--- START Raw records ---

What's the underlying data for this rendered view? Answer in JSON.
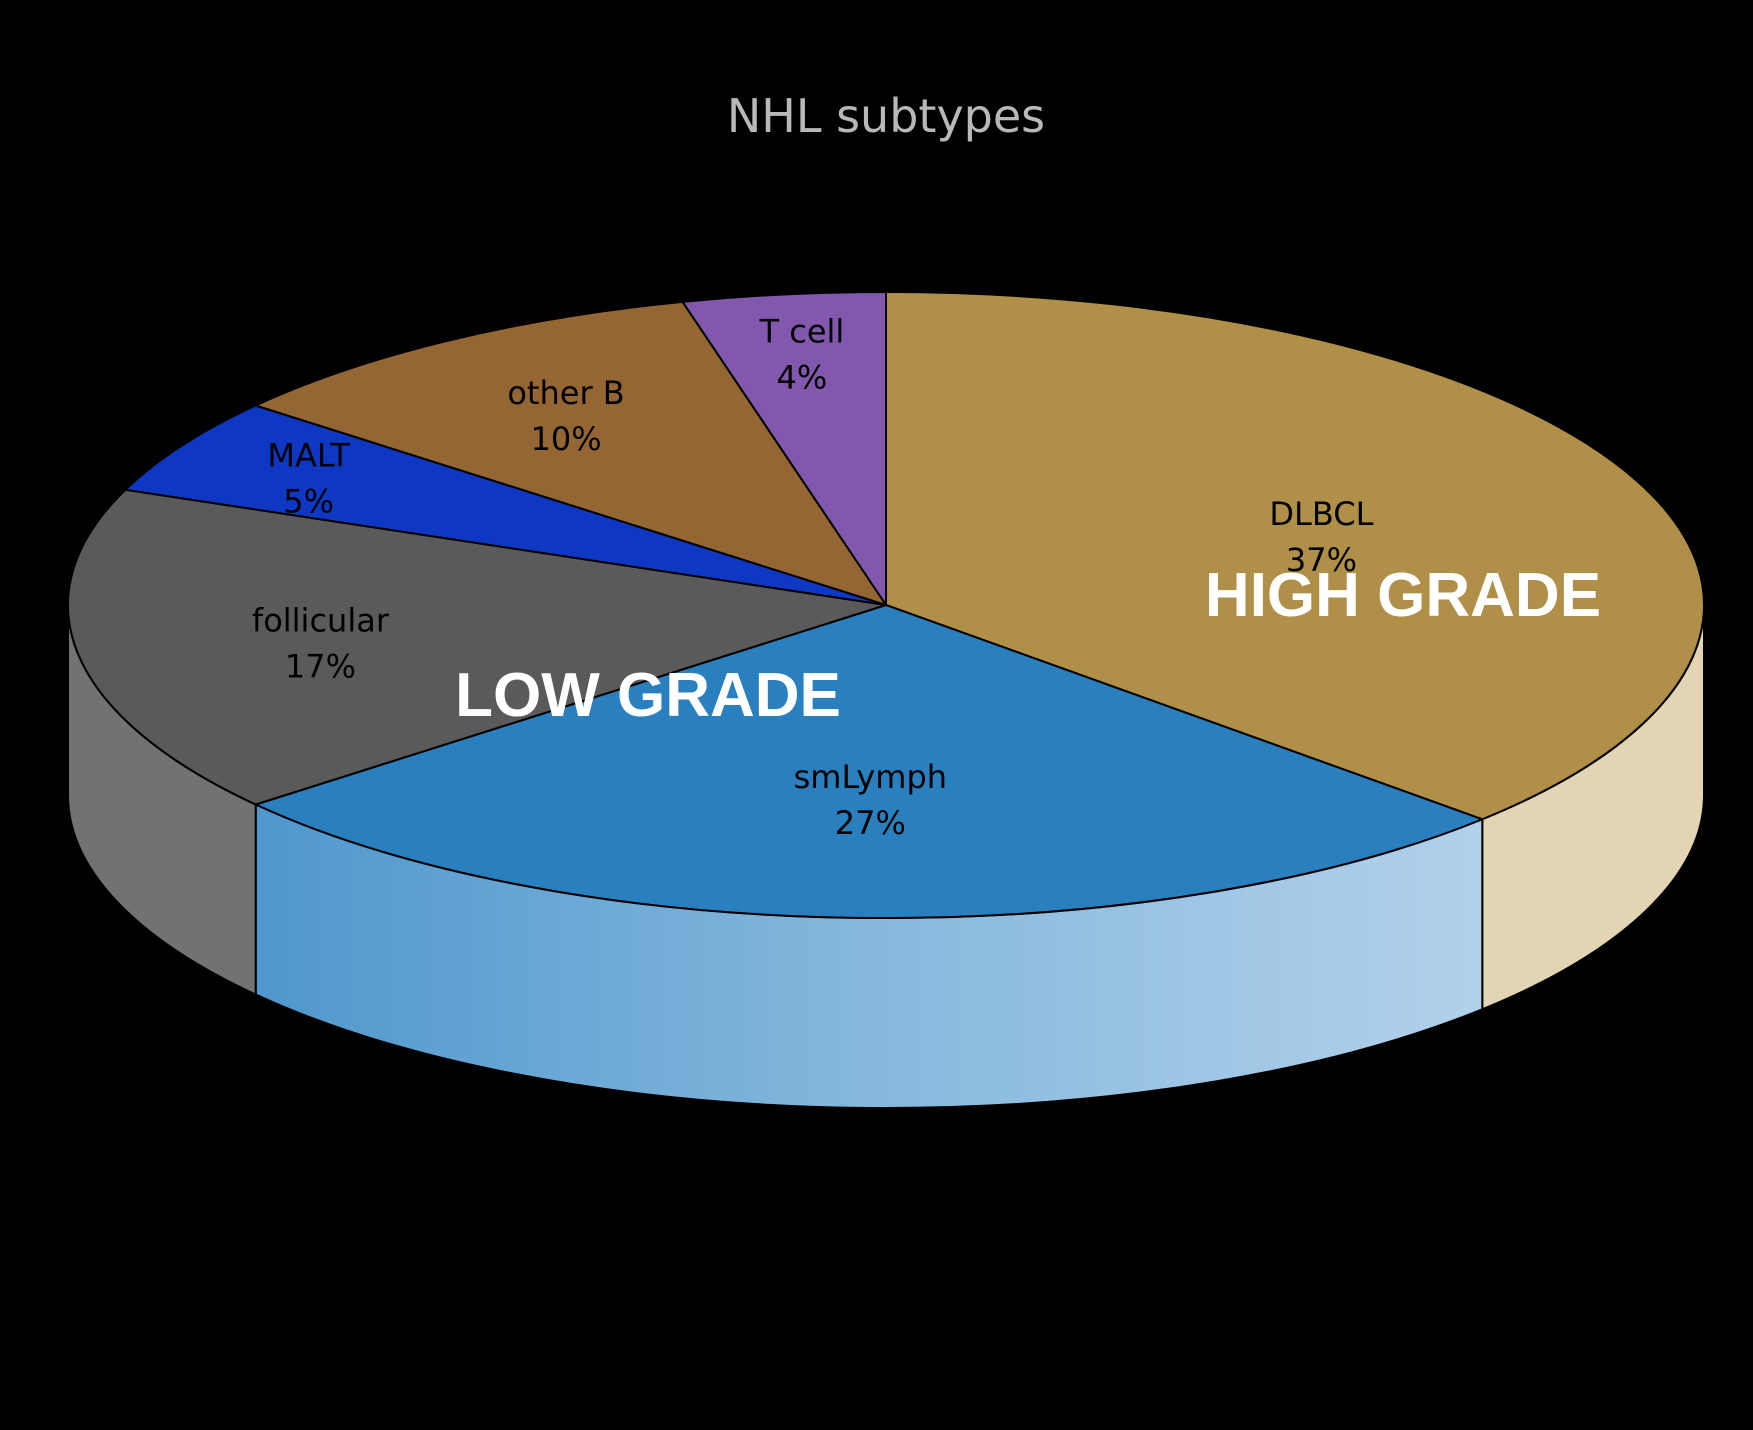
{
  "chart_data": {
    "type": "pie",
    "title": "NHL subtypes",
    "style": "3d",
    "slices": [
      {
        "name": "DLBCL",
        "value": 37,
        "label": "37%",
        "color": "#B08F48",
        "side_color": "#E3D4B4"
      },
      {
        "name": "smLymph",
        "value": 27,
        "label": "27%",
        "color": "#2A7FBF",
        "side_color": "#6FAAD8"
      },
      {
        "name": "follicular",
        "value": 17,
        "label": "17%",
        "color": "#5A5A5A",
        "side_color": "#727272"
      },
      {
        "name": "MALT",
        "value": 5,
        "label": "5%",
        "color": "#0E38C4",
        "side_color": "#0A2A96"
      },
      {
        "name": "other B",
        "value": 10,
        "label": "10%",
        "color": "#936634",
        "side_color": "#7A5429"
      },
      {
        "name": "T cell",
        "value": 4,
        "label": "4%",
        "color": "#8257AE",
        "side_color": "#6B4690"
      }
    ],
    "annotations": [
      {
        "text": "HIGH GRADE"
      },
      {
        "text": "LOW GRADE"
      }
    ],
    "legend": "none",
    "background": "#000000"
  }
}
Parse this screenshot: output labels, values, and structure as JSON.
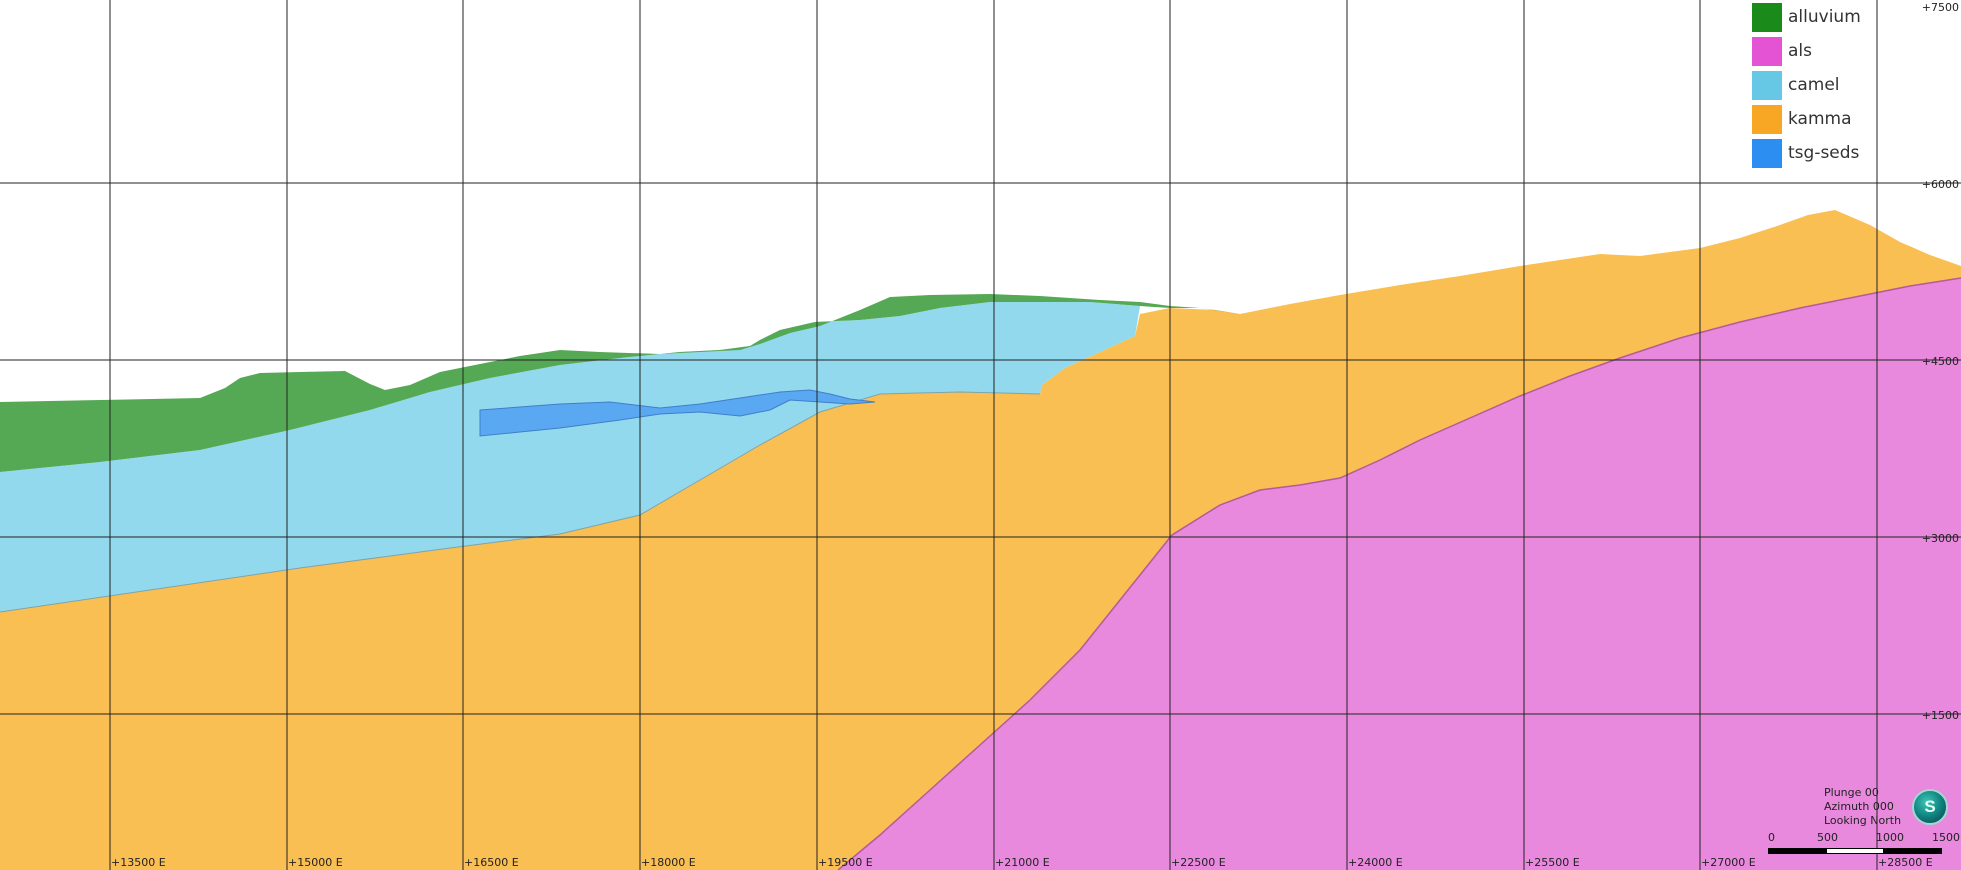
{
  "section_view": {
    "x_axis_ticks": [
      "+13500 E",
      "+15000 E",
      "+16500 E",
      "+18000 E",
      "+19500 E",
      "+21000 E",
      "+22500 E",
      "+24000 E",
      "+25500 E",
      "+27000 E",
      "+28500 E"
    ],
    "y_axis_ticks": [
      "+7500",
      "+6000",
      "+4500",
      "+3000",
      "+1500"
    ]
  },
  "legend": {
    "items": [
      {
        "label": "alluvium",
        "color": "#1a8a1a"
      },
      {
        "label": "als",
        "color": "#e453d4"
      },
      {
        "label": "camel",
        "color": "#66c8e4"
      },
      {
        "label": "kamma",
        "color": "#f7a724"
      },
      {
        "label": "tsg-seds",
        "color": "#2b8ef0"
      }
    ]
  },
  "units": {
    "alluvium": {
      "color": "#55a955"
    },
    "camel": {
      "color": "#93d9ee"
    },
    "kamma": {
      "color": "#fabf52"
    },
    "als": {
      "color": "#e889dd"
    },
    "tsg_seds": {
      "color": "#5aa8f2"
    }
  },
  "view_info": {
    "plunge": "Plunge 00",
    "azimuth": "Azimuth 000",
    "looking": "Looking North",
    "compass_letter": "S"
  },
  "scale_bar": {
    "labels": [
      "0",
      "500",
      "1000",
      "1500"
    ]
  }
}
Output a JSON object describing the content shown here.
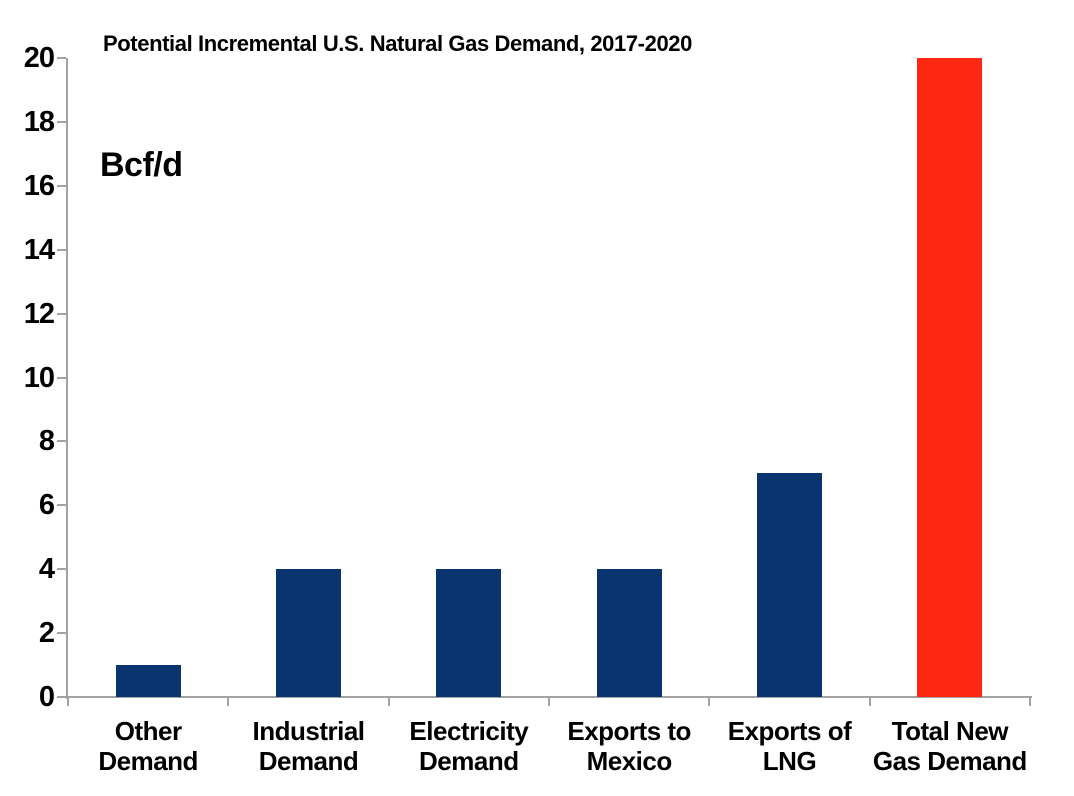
{
  "chart_data": {
    "type": "bar",
    "title": "Potential Incremental U.S. Natural Gas Demand, 2017-2020",
    "unit_label": "Bcf/d",
    "categories": [
      {
        "slug": "other-demand",
        "lines": [
          "Other",
          "Demand"
        ]
      },
      {
        "slug": "industrial-demand",
        "lines": [
          "Industrial",
          "Demand"
        ]
      },
      {
        "slug": "electricity-demand",
        "lines": [
          "Electricity",
          "Demand"
        ]
      },
      {
        "slug": "exports-to-mexico",
        "lines": [
          "Exports to",
          "Mexico"
        ]
      },
      {
        "slug": "exports-of-lng",
        "lines": [
          "Exports of",
          "LNG"
        ]
      },
      {
        "slug": "total-new-gas-demand",
        "lines": [
          "Total New",
          "Gas Demand"
        ]
      }
    ],
    "values": [
      1,
      4,
      4,
      4,
      7,
      20
    ],
    "bar_colors": [
      "#0a3470",
      "#0a3470",
      "#0a3470",
      "#0a3470",
      "#0a3470",
      "#fe2712"
    ],
    "xlabel": "",
    "ylabel": "Bcf/d",
    "ylim": [
      0,
      20
    ],
    "yticks": [
      0,
      2,
      4,
      6,
      8,
      10,
      12,
      14,
      16,
      18,
      20
    ],
    "grid": false,
    "legend": "none",
    "axis_color": "#a3a3a3",
    "text_color": "#000000",
    "background_color": "#ffffff"
  }
}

--- END Raw records ---

_Work required_
Set each line of the records down exactly, leaving every picture out.

_Response to this task_
What's the underlying data for this rendered view? Answer in JSON.
{
  "chart_data": {
    "type": "pie",
    "title": "NHL subtypes",
    "style": "3d",
    "slices": [
      {
        "name": "DLBCL",
        "value": 37,
        "label": "37%",
        "color": "#B08F48",
        "side_color": "#E3D4B4"
      },
      {
        "name": "smLymph",
        "value": 27,
        "label": "27%",
        "color": "#2A7FBF",
        "side_color": "#6FAAD8"
      },
      {
        "name": "follicular",
        "value": 17,
        "label": "17%",
        "color": "#5A5A5A",
        "side_color": "#727272"
      },
      {
        "name": "MALT",
        "value": 5,
        "label": "5%",
        "color": "#0E38C4",
        "side_color": "#0A2A96"
      },
      {
        "name": "other B",
        "value": 10,
        "label": "10%",
        "color": "#936634",
        "side_color": "#7A5429"
      },
      {
        "name": "T cell",
        "value": 4,
        "label": "4%",
        "color": "#8257AE",
        "side_color": "#6B4690"
      }
    ],
    "annotations": [
      {
        "text": "HIGH GRADE"
      },
      {
        "text": "LOW GRADE"
      }
    ],
    "legend": "none",
    "background": "#000000"
  }
}
Parse this screenshot: output labels, values, and structure as JSON.
{
  "section_view": {
    "x_axis_ticks": [
      "+13500 E",
      "+15000 E",
      "+16500 E",
      "+18000 E",
      "+19500 E",
      "+21000 E",
      "+22500 E",
      "+24000 E",
      "+25500 E",
      "+27000 E",
      "+28500 E"
    ],
    "y_axis_ticks": [
      "+7500",
      "+6000",
      "+4500",
      "+3000",
      "+1500"
    ]
  },
  "legend": {
    "items": [
      {
        "label": "alluvium",
        "color": "#1a8a1a"
      },
      {
        "label": "als",
        "color": "#e453d4"
      },
      {
        "label": "camel",
        "color": "#66c8e4"
      },
      {
        "label": "kamma",
        "color": "#f7a724"
      },
      {
        "label": "tsg-seds",
        "color": "#2b8ef0"
      }
    ]
  },
  "units": {
    "alluvium": {
      "color": "#55a955"
    },
    "camel": {
      "color": "#93d9ee"
    },
    "kamma": {
      "color": "#fabf52"
    },
    "als": {
      "color": "#e889dd"
    },
    "tsg_seds": {
      "color": "#5aa8f2"
    }
  },
  "view_info": {
    "plunge": "Plunge 00",
    "azimuth": "Azimuth 000",
    "looking": "Looking North",
    "compass_letter": "S"
  },
  "scale_bar": {
    "labels": [
      "0",
      "500",
      "1000",
      "1500"
    ]
  }
}
Output a JSON object describing the content shown here.
{
  "chart_data": {
    "type": "bar",
    "title": "Potential Incremental U.S. Natural Gas Demand, 2017-2020",
    "unit_label": "Bcf/d",
    "categories": [
      {
        "slug": "other-demand",
        "lines": [
          "Other",
          "Demand"
        ]
      },
      {
        "slug": "industrial-demand",
        "lines": [
          "Industrial",
          "Demand"
        ]
      },
      {
        "slug": "electricity-demand",
        "lines": [
          "Electricity",
          "Demand"
        ]
      },
      {
        "slug": "exports-to-mexico",
        "lines": [
          "Exports to",
          "Mexico"
        ]
      },
      {
        "slug": "exports-of-lng",
        "lines": [
          "Exports of",
          "LNG"
        ]
      },
      {
        "slug": "total-new-gas-demand",
        "lines": [
          "Total New",
          "Gas Demand"
        ]
      }
    ],
    "values": [
      1,
      4,
      4,
      4,
      7,
      20
    ],
    "bar_colors": [
      "#0a3470",
      "#0a3470",
      "#0a3470",
      "#0a3470",
      "#0a3470",
      "#fe2712"
    ],
    "xlabel": "",
    "ylabel": "Bcf/d",
    "ylim": [
      0,
      20
    ],
    "yticks": [
      0,
      2,
      4,
      6,
      8,
      10,
      12,
      14,
      16,
      18,
      20
    ],
    "grid": false,
    "legend": "none",
    "axis_color": "#a3a3a3",
    "text_color": "#000000",
    "background_color": "#ffffff"
  }
}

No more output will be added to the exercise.